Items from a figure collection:
......

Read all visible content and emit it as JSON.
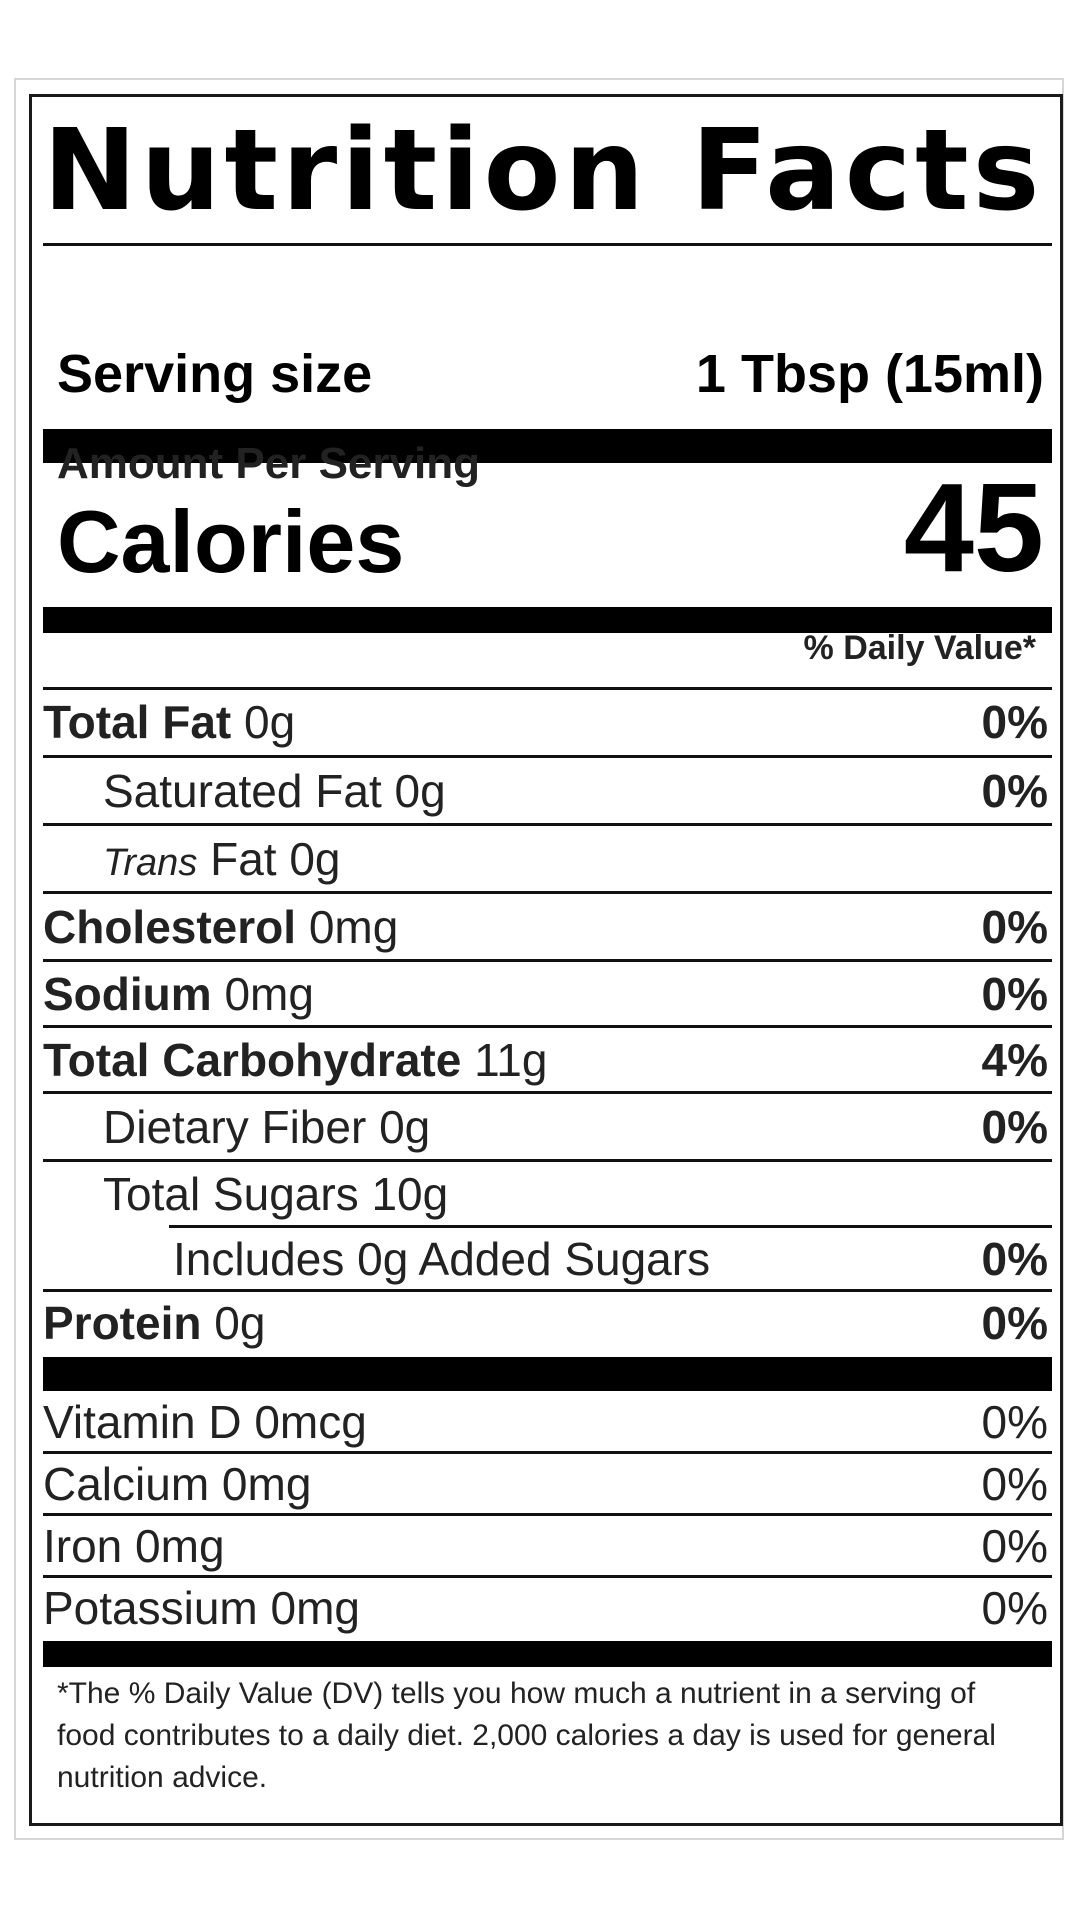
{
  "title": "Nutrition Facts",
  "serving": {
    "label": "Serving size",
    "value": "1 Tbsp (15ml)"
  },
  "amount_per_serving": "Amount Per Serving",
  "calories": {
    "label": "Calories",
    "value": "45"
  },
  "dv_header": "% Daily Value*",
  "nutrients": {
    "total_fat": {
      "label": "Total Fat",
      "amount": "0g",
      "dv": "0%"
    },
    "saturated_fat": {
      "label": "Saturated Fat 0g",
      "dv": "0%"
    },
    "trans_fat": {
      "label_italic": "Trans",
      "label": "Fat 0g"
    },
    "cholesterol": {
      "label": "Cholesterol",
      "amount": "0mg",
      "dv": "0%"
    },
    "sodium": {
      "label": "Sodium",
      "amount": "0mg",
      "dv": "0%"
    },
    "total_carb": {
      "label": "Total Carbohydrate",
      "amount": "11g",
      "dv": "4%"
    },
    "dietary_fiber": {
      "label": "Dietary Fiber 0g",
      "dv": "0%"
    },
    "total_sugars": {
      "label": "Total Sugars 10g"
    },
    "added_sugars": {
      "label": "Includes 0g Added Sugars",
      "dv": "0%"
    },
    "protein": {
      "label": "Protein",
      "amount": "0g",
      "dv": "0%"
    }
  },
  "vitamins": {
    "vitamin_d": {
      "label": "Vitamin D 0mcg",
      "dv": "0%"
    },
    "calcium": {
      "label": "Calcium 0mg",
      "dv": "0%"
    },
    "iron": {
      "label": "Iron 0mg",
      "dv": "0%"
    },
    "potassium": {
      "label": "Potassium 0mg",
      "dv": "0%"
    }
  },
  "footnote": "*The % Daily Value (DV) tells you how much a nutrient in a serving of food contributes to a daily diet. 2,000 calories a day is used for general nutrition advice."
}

......

Excluding the pictures, restate the records above word for word.

Read all visible content and emit it as JSON.
{
  "title": "Nutrition Facts",
  "serving": {
    "label": "Serving size",
    "value": "1 Tbsp (15ml)"
  },
  "amount_per_serving": "Amount Per Serving",
  "calories": {
    "label": "Calories",
    "value": "45"
  },
  "dv_header": "% Daily Value*",
  "nutrients": {
    "total_fat": {
      "label": "Total Fat",
      "amount": "0g",
      "dv": "0%"
    },
    "saturated_fat": {
      "label": "Saturated Fat 0g",
      "dv": "0%"
    },
    "trans_fat": {
      "label_italic": "Trans",
      "label": "Fat 0g"
    },
    "cholesterol": {
      "label": "Cholesterol",
      "amount": "0mg",
      "dv": "0%"
    },
    "sodium": {
      "label": "Sodium",
      "amount": "0mg",
      "dv": "0%"
    },
    "total_carb": {
      "label": "Total Carbohydrate",
      "amount": "11g",
      "dv": "4%"
    },
    "dietary_fiber": {
      "label": "Dietary Fiber 0g",
      "dv": "0%"
    },
    "total_sugars": {
      "label": "Total Sugars 10g"
    },
    "added_sugars": {
      "label": "Includes 0g Added Sugars",
      "dv": "0%"
    },
    "protein": {
      "label": "Protein",
      "amount": "0g",
      "dv": "0%"
    }
  },
  "vitamins": {
    "vitamin_d": {
      "label": "Vitamin D 0mcg",
      "dv": "0%"
    },
    "calcium": {
      "label": "Calcium 0mg",
      "dv": "0%"
    },
    "iron": {
      "label": "Iron 0mg",
      "dv": "0%"
    },
    "potassium": {
      "label": "Potassium 0mg",
      "dv": "0%"
    }
  },
  "footnote": "*The % Daily Value (DV) tells you how much a nutrient in a serving of food contributes to a daily diet. 2,000 calories a day is used for general nutrition advice."
}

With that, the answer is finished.